-- What you are asked to do --
Extract each line bearing the word "Source".

-- Task input --
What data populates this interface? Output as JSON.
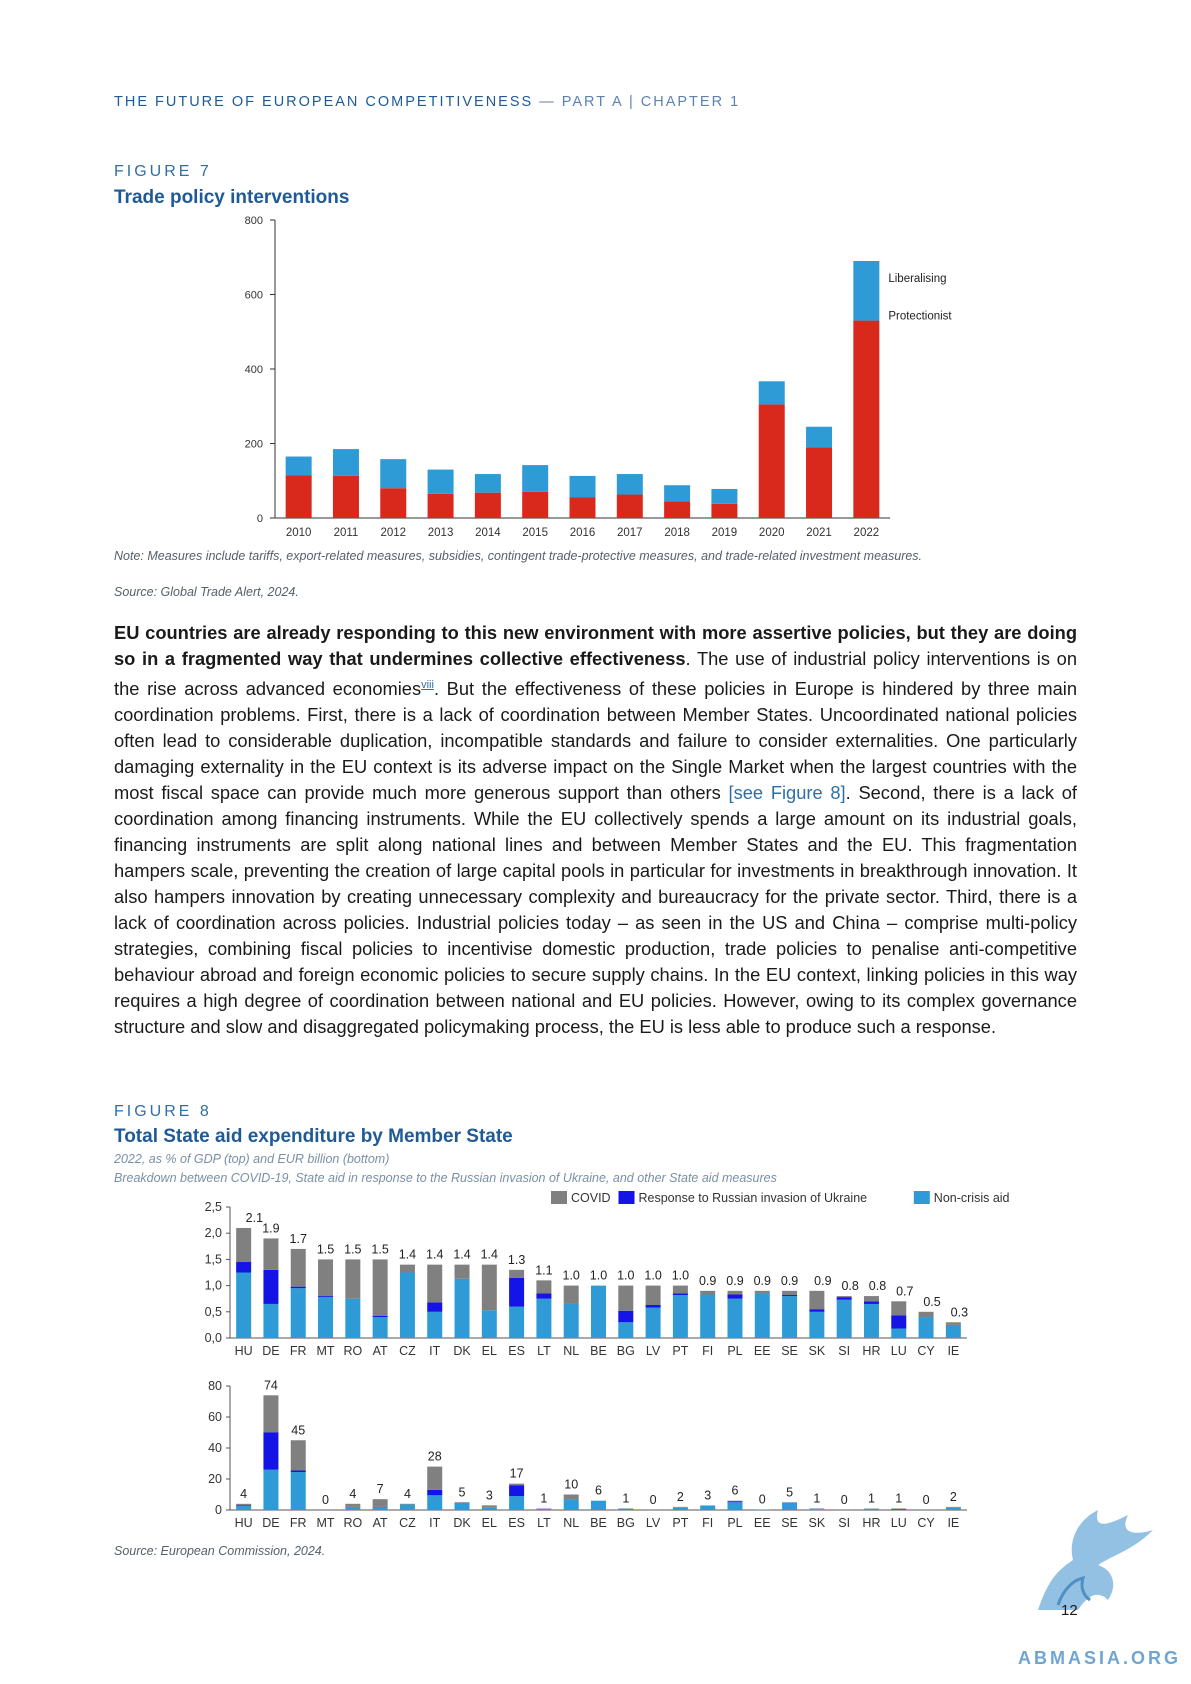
{
  "header": {
    "title": "THE FUTURE OF EUROPEAN COMPETITIVENESS",
    "sub": " — PART A | CHAPTER 1"
  },
  "fig7": {
    "label": "FIGURE 7",
    "title": "Trade policy interventions",
    "note": "Note: Measures include tariffs, export-related measures, subsidies, contingent trade-protective measures, and trade-related investment measures.",
    "source": "Source: Global Trade Alert, 2024."
  },
  "body": {
    "bold": "EU countries are already responding to this new environment with more assertive policies, but they are doing so in a fragmented way that undermines collective effectiveness",
    "p1": ". The use of industrial policy interventions is on the rise across advanced economies",
    "sup": "viii",
    "p2": ". But the effectiveness of these policies in Europe is hindered by three main coordination problems. First, there is a lack of coordination between Member States. Uncoordinated national policies often lead to considerable duplication, incompatible standards and failure to consider externalities. One particularly damaging externality in the EU context is its adverse impact on the Single Market when the largest countries with the most fiscal space can provide much more generous support than others ",
    "link": "[see Figure 8]",
    "p3": ". Second, there is a lack of coordination among financing instruments. While the EU collectively spends a large amount on its industrial goals, financing instruments are split along national lines and between Member States and the EU. This fragmentation hampers scale, preventing the creation of large capital pools in particular for investments in breakthrough innovation. It also hampers innovation by creating unnecessary complexity and bureaucracy for the private sector. Third, there is a lack of coordination across policies. Industrial policies today – as seen in the US and China – comprise multi-policy strategies, combining fiscal policies to incentivise domestic production, trade policies to penalise anti-competitive behaviour abroad and foreign economic policies to secure supply chains. In the EU context, linking policies in this way requires a high degree of coordination between national and EU policies. However, owing to its complex governance structure and slow and disaggregated policymaking process, the EU is less able to produce such a response."
  },
  "fig8": {
    "label": "FIGURE 8",
    "title": "Total State aid expenditure by Member State",
    "sub1": "2022, as % of GDP (top) and EUR billion (bottom)",
    "sub2": "Breakdown between COVID-19, State aid in response to the Russian invasion of Ukraine, and other State aid measures",
    "source": "Source: European Commission, 2024."
  },
  "page_number": "12",
  "watermark": "ABMASIA.ORG",
  "chart_data": [
    {
      "type": "bar",
      "stacked": true,
      "categories": [
        "2010",
        "2011",
        "2012",
        "2013",
        "2014",
        "2015",
        "2016",
        "2017",
        "2018",
        "2019",
        "2020",
        "2021",
        "2022"
      ],
      "series": [
        {
          "name": "Protectionist",
          "color": "#d9291c",
          "values": [
            115,
            113,
            80,
            65,
            68,
            70,
            55,
            63,
            45,
            38,
            305,
            190,
            530
          ]
        },
        {
          "name": "Liberalising",
          "color": "#2e9bd6",
          "values": [
            50,
            72,
            78,
            65,
            50,
            72,
            58,
            55,
            43,
            40,
            62,
            55,
            160
          ]
        }
      ],
      "ylim": [
        0,
        800
      ],
      "yticks": [
        0,
        200,
        400,
        600,
        800
      ],
      "legend": "inline-right"
    },
    {
      "type": "bar",
      "stacked": true,
      "categories": [
        "HU",
        "DE",
        "FR",
        "MT",
        "RO",
        "AT",
        "CZ",
        "IT",
        "DK",
        "EL",
        "ES",
        "LT",
        "NL",
        "BE",
        "BG",
        "LV",
        "PT",
        "FI",
        "PL",
        "EE",
        "SE",
        "SK",
        "SI",
        "HR",
        "LU",
        "CY",
        "IE"
      ],
      "totals": [
        "2.1",
        "1.9",
        "1.7",
        "1.5",
        "1.5",
        "1.5",
        "1.4",
        "1.4",
        "1.4",
        "1.4",
        "1.3",
        "1.1",
        "1.0",
        "1.0",
        "1.0",
        "1.0",
        "1.0",
        "0.9",
        "0.9",
        "0.9",
        "0.9",
        "0.9",
        "0.8",
        "0.8",
        "0.7",
        "0.5",
        "0.3"
      ],
      "series": [
        {
          "name": "Non-crisis aid",
          "color": "#2e9bd6",
          "values": [
            1.25,
            0.65,
            0.95,
            0.78,
            0.75,
            0.4,
            1.25,
            0.5,
            1.13,
            0.53,
            0.6,
            0.75,
            0.65,
            1.0,
            0.3,
            0.58,
            0.82,
            0.83,
            0.75,
            0.85,
            0.8,
            0.5,
            0.73,
            0.65,
            0.18,
            0.4,
            0.25
          ]
        },
        {
          "name": "Response to Russian invasion of Ukraine",
          "color": "#1414e6",
          "values": [
            0.2,
            0.65,
            0.03,
            0.02,
            0.0,
            0.02,
            0.0,
            0.18,
            0.0,
            0.0,
            0.55,
            0.1,
            0.0,
            0.0,
            0.22,
            0.05,
            0.03,
            0.0,
            0.08,
            0.0,
            0.02,
            0.05,
            0.05,
            0.05,
            0.25,
            0.0,
            0.0
          ]
        },
        {
          "name": "COVID",
          "color": "#808080",
          "values": [
            0.65,
            0.6,
            0.72,
            0.7,
            0.75,
            1.08,
            0.15,
            0.72,
            0.27,
            0.87,
            0.15,
            0.25,
            0.35,
            0.0,
            0.48,
            0.37,
            0.15,
            0.07,
            0.07,
            0.05,
            0.08,
            0.35,
            0.02,
            0.1,
            0.27,
            0.1,
            0.05
          ]
        }
      ],
      "ylim": [
        0,
        2.5
      ],
      "yticks": [
        "0,0",
        "0,5",
        "1,0",
        "1,5",
        "2,0",
        "2,5"
      ],
      "legend": "top-right"
    },
    {
      "type": "bar",
      "stacked": true,
      "categories": [
        "HU",
        "DE",
        "FR",
        "MT",
        "RO",
        "AT",
        "CZ",
        "IT",
        "DK",
        "EL",
        "ES",
        "LT",
        "NL",
        "BE",
        "BG",
        "LV",
        "PT",
        "FI",
        "PL",
        "EE",
        "SE",
        "SK",
        "SI",
        "HR",
        "LU",
        "CY",
        "IE"
      ],
      "totals": [
        "4",
        "74",
        "45",
        "0",
        "4",
        "7",
        "4",
        "28",
        "5",
        "3",
        "17",
        "1",
        "10",
        "6",
        "1",
        "0",
        "2",
        "3",
        "6",
        "0",
        "5",
        "1",
        "0",
        "1",
        "1",
        "0",
        "2"
      ],
      "series": [
        {
          "name": "Non-crisis aid",
          "color": "#2e9bd6",
          "values": [
            2.5,
            26,
            24.5,
            0.1,
            2,
            1.8,
            3.6,
            9.5,
            4.5,
            1.8,
            9,
            0.8,
            6.5,
            6,
            0.3,
            0.1,
            1.8,
            2.8,
            5,
            0.2,
            4.8,
            0.5,
            0.1,
            0.8,
            0.3,
            0.1,
            1.8
          ]
        },
        {
          "name": "Response to Russian invasion of Ukraine",
          "color": "#1414e6",
          "values": [
            0.5,
            24,
            1,
            0,
            0,
            0.2,
            0,
            3.5,
            0,
            0,
            7,
            0.1,
            0,
            0,
            0.2,
            0,
            0,
            0,
            0.5,
            0,
            0,
            0,
            0,
            0,
            0.3,
            0,
            0
          ]
        },
        {
          "name": "COVID",
          "color": "#808080",
          "values": [
            1,
            24,
            19.5,
            0,
            2,
            5,
            0.4,
            15,
            0.5,
            1.2,
            1,
            0.1,
            3.5,
            0,
            0.5,
            0,
            0.2,
            0.2,
            0.5,
            0,
            0.2,
            0.5,
            0,
            0.2,
            0.4,
            0,
            0.2
          ]
        }
      ],
      "ylim": [
        0,
        80
      ],
      "yticks": [
        "0",
        "20",
        "40",
        "60",
        "80"
      ]
    }
  ]
}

-- Solution for this problem --
    "source": "Source: Global Trade Alert, 2024."
    "source": "Source: European Commission, 2024."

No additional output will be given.